Hantavirus, más allá de estaciones y fronteras

ELPROA
El Diario de San Antonio

Sabemos que el hantavirus se asocia habitualmente a contextos rurales, a cabañas cerradas, bodegas mal ventiladas, bordes de bosque, actividades agrícolas o forestales en el sur del país. Lo cierto es que esa imagen no es incorrecta, pero sí incompleta. Casos recientes en buzos del litoral de Aysén y en trabajadores de distintos rubros evidencian que el perfil de exposición es más amplio de lo que habitualmente se reconoce. Y el brote ocurrido en el crucero MV Hondius lo confirma de manera contundente.

En nuestro país, el virus Andes es el agente causal del Síndrome Cardiopulmonar por Hantavirus (SCPH), cuadro grave que puede progresar en 48 a 72 horas hacia insuficiencia respiratoria aguda y shock cardiogénico. La fase inicial o prodrómica, caracterizada por fiebre, mialgias y compromiso del estado general, es clínicamente indistinguible de otras infecciones respiratorias, lo que dificulta el diagnóstico oportuno y condiciona negativamente el pronóstico. La transmisión ocurre principalmente al inhalar aerosoles con orina, saliva o fecas del ratón de cola larga, reservorio del virus en Chile. En lo que va de 2026, el Ministerio de Salud ha confirmado 39 casos y 13 fallecidos en territorio nacional, con una tasa de letalidad del 33%, cifras anteriores e independientes del brote en el Hondius.

Consigna 1:
Responde estas preguntas según el texto sobre el hantavirus:
(a) ¿En qué litoral se registraron casos recientes en buzos?
(b) ¿Qué virus es el agente causal del Síndrome Cardiopulmonar por Hantavirus en el país?
(c) ¿Cuántos casos y cuántos fallecidos ha confirmado el Ministerio de Salud en lo que va de 2026?
Consigna 2:
Sustituye "cabañas" por "casas" en el pasaje del texto sobre el hantavirus que comienza con "Hantavirus, más allá" y continúa hasta "de manera contundente.".
Las filas no tienen relación con el texto sobre el hantavirus.

Listado de datos:
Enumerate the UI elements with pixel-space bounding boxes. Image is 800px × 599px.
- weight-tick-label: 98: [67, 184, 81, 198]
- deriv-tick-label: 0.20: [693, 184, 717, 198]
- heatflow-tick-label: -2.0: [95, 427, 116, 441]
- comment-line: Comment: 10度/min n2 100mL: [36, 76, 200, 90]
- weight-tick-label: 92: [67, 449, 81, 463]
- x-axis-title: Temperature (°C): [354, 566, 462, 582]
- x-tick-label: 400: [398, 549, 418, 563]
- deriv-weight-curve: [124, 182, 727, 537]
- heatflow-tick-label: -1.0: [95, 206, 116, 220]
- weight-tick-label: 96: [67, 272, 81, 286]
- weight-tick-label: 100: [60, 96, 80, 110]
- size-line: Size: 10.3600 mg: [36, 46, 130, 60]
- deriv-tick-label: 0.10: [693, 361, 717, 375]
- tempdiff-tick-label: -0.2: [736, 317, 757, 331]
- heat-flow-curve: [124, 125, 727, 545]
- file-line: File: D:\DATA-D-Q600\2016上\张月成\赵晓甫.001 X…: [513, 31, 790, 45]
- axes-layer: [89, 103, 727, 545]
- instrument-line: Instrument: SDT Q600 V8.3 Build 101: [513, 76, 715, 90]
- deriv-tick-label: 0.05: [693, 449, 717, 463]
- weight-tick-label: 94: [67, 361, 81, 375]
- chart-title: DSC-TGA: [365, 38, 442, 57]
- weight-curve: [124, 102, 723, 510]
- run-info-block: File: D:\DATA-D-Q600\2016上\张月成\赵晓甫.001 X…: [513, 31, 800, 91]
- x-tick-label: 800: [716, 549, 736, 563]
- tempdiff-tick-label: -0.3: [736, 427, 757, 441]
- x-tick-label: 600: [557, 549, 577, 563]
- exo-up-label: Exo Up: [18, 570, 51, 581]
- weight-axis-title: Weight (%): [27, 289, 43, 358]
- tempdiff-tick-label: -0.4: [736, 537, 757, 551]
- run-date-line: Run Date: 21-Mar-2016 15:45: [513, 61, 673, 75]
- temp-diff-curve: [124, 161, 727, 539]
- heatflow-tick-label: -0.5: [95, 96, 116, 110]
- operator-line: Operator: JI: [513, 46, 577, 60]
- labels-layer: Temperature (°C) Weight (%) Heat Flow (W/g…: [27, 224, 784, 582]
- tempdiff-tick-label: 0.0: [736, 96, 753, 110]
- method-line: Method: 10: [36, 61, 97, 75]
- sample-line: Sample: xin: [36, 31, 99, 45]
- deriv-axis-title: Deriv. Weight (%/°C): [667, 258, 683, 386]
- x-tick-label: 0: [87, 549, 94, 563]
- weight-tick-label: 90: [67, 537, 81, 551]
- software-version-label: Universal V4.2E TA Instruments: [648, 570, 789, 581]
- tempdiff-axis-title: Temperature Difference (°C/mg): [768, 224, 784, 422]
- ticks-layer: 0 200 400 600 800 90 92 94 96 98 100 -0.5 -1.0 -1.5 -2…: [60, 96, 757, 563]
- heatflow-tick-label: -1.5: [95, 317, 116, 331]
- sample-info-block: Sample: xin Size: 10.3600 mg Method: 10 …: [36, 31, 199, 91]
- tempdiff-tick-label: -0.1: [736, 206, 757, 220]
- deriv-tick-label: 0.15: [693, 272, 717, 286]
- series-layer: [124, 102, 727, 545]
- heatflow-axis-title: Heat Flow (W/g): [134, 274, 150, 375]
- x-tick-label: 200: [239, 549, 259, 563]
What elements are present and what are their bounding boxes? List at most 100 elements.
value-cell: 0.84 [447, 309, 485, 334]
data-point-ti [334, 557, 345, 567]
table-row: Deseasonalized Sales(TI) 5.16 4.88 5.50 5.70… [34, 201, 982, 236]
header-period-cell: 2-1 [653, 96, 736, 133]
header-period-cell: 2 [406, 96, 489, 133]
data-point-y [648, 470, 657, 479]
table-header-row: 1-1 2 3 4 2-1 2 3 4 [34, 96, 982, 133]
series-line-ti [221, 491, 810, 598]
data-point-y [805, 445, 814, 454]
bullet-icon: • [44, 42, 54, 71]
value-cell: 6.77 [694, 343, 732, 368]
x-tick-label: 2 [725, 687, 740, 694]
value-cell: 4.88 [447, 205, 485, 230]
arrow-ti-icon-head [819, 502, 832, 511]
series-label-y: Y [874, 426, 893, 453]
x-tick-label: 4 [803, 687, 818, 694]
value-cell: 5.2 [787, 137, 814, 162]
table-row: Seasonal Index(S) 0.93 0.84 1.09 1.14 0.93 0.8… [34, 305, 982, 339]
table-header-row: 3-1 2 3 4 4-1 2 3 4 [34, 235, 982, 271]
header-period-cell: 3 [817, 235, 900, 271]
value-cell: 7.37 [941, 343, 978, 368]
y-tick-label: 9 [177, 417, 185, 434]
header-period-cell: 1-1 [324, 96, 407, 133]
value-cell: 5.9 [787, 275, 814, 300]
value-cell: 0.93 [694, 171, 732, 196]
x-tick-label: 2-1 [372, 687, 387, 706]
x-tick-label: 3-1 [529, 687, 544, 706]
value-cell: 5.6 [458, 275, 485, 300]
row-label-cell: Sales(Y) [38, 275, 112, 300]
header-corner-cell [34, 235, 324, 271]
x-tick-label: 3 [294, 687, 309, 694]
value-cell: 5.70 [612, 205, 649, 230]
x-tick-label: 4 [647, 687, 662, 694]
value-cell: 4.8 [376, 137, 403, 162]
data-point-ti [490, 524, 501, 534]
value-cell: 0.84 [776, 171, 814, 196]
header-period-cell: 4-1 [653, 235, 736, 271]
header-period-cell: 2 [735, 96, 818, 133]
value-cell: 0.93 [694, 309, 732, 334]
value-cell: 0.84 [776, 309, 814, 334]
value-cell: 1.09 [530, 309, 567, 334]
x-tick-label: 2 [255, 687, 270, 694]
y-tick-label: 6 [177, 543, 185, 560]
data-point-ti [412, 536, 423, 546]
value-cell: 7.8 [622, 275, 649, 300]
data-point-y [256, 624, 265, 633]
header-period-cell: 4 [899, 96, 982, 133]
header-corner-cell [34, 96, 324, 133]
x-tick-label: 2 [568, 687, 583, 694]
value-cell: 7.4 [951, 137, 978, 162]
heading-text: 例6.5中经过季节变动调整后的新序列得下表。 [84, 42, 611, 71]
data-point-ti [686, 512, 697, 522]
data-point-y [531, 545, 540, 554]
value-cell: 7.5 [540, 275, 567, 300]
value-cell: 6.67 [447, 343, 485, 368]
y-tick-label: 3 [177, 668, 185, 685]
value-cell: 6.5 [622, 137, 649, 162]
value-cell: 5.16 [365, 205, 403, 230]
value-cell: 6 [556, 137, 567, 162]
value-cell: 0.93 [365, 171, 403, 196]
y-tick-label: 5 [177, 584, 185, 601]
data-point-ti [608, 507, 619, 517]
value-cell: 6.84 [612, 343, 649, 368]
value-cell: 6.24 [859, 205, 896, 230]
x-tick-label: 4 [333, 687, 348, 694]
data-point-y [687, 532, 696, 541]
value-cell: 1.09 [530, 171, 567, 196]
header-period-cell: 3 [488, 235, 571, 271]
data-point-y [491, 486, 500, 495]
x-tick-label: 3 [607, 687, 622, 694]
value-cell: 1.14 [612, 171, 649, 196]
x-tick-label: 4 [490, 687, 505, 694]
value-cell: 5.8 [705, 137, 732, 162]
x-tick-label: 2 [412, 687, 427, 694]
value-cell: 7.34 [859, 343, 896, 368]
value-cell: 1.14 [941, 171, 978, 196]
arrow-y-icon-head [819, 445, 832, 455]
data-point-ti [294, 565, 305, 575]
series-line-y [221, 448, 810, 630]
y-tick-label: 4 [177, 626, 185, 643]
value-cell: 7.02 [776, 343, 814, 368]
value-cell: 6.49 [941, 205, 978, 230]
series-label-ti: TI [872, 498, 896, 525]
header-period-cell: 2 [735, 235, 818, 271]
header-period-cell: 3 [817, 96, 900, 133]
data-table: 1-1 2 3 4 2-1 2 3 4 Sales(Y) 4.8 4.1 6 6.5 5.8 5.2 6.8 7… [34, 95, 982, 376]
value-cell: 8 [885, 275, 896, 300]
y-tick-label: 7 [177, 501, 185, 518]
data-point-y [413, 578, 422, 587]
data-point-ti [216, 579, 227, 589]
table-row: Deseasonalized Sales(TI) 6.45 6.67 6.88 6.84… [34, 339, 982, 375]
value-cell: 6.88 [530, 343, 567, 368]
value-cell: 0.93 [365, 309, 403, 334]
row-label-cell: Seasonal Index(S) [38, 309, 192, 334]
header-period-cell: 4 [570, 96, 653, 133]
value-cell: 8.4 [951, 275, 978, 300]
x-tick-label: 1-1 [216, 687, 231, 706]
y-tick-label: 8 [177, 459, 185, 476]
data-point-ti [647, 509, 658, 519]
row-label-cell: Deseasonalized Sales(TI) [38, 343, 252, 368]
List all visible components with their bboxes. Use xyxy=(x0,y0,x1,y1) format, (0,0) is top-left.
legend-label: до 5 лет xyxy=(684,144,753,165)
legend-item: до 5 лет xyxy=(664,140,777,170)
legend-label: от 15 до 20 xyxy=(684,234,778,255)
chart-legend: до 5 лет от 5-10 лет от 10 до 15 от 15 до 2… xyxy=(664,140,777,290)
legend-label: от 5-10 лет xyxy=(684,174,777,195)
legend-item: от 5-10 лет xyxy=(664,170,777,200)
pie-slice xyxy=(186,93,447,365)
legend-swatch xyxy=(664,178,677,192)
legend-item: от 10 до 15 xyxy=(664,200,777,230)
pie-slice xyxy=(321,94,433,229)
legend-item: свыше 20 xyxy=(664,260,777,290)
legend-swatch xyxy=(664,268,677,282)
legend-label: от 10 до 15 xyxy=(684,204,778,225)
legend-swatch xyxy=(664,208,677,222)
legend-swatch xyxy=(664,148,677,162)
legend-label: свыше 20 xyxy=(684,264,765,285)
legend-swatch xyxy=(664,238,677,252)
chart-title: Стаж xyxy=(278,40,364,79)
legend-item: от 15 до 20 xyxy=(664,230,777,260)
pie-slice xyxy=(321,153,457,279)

Respuesta 1:
(a) En el litoral de Aysén.
(b) El virus Andes.
(c) 39 casos y 13 fallecidos.

Respuesta 2:
Hantavirus, más allá de estaciones y fronteras

ELPROA
El Diario de San Antonio

Sabemos que el hantavirus se asocia habitualmente a contextos rurales, a casas cerradas, bodegas mal ventiladas, bordes de bosque, actividades agrícolas o forestales en el sur del país. Lo cierto es que esa imagen no es incorrecta, pero sí incompleta. Casos recientes en buzos del litoral de Aysén y en trabajadores de distintos rubros evidencian que el perfil de exposición es más amplio de lo que habitualmente se reconoce. Y el brote ocurrido en el crucero MV Hondius lo confirma de manera contundente.